Reproduce each line of the listing exactly.

◆ ◆ ◆

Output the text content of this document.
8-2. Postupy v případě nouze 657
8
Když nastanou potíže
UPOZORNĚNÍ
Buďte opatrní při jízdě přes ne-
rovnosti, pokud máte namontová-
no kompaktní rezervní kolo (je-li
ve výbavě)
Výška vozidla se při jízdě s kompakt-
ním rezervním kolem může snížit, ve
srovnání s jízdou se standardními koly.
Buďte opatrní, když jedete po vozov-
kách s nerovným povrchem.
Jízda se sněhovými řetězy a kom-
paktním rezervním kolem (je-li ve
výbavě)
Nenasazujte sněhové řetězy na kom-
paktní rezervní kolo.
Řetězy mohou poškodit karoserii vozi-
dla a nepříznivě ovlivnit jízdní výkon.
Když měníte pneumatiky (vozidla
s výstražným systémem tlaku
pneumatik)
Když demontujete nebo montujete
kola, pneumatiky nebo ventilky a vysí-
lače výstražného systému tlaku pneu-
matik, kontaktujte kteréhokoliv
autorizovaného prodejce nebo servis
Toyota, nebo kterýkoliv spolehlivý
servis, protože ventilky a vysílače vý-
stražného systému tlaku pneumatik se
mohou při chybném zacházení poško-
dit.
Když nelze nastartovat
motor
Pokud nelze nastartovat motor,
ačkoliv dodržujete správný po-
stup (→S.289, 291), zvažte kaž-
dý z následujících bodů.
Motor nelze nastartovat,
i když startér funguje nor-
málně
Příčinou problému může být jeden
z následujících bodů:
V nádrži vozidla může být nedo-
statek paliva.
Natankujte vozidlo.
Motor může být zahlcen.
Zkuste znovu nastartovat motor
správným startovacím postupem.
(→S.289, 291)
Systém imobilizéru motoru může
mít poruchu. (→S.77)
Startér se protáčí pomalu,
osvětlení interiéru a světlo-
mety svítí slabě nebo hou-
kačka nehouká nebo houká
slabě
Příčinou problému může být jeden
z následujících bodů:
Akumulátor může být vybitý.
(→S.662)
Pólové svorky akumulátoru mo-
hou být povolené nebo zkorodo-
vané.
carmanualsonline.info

◆ ◆ ◆

** Task answer **
Output the text content of this document.
8-2. Postupy v případě nouze 657
8
Když nastanou potíže
UPOZORNĚNÍ
Buďte opatrní při jízdě přes ne-
rovnosti, pokud máte namontová-
no kompaktní rezervní kolo (je-li
ve výbavě)
Výška vozidla se při jízdě s kompakt-
ním rezervním kolem může snížit, ve
srovnání s jízdou se standardními koly.
Buďte opatrní, když jedete po vozov-
kách s nerovným povrchem.
Jízda se sněhovými řetězy a kom-
paktním rezervním kolem (je-li ve
výbavě)
Nenasazujte sněhové řetězy na kom-
paktní rezervní kolo.
Řetězy mohou poškodit karoserii vozi-
dla a nepříznivě ovlivnit jízdní výkon.
Když měníte pneumatiky (vozidla
s výstražným systémem tlaku
pneumatik)
Když demontujete nebo montujete
kola, pneumatiky nebo ventilky a vysí-
lače výstražného systému tlaku pneu-
matik, kontaktujte kteréhokoliv
autorizovaného prodejce nebo servis
Toyota, nebo kterýkoliv spolehlivý
servis, protože ventilky a vysílače vý-
stražného systému tlaku pneumatik se
mohou při chybném zacházení poško-
dit.
Když nelze nastartovat
motor
Pokud nelze nastartovat motor,
ačkoliv dodržujete správný po-
stup (→S.289, 291), zvažte kaž-
dý z následujících bodů.
Motor nelze nastartovat,
i když startér funguje nor-
málně
Příčinou problému může být jeden
z následujících bodů:
V nádrži vozidla může být nedo-
statek paliva.
Natankujte vozidlo.
Motor může být zahlcen.
Zkuste znovu nastartovat motor
správným startovacím postupem.
(→S.289, 291)
Systém imobilizéru motoru může
mít poruchu. (→S.77)
Startér se protáčí pomalu,
osvětlení interiéru a světlo-
mety svítí slabě nebo hou-
kačka nehouká nebo houká
slabě
Příčinou problému může být jeden
z následujících bodů:
Akumulátor může být vybitý.
(→S.662)
Pólové svorky akumulátoru mo-
hou být povolené nebo zkorodo-
vané.
carmanualsonline.info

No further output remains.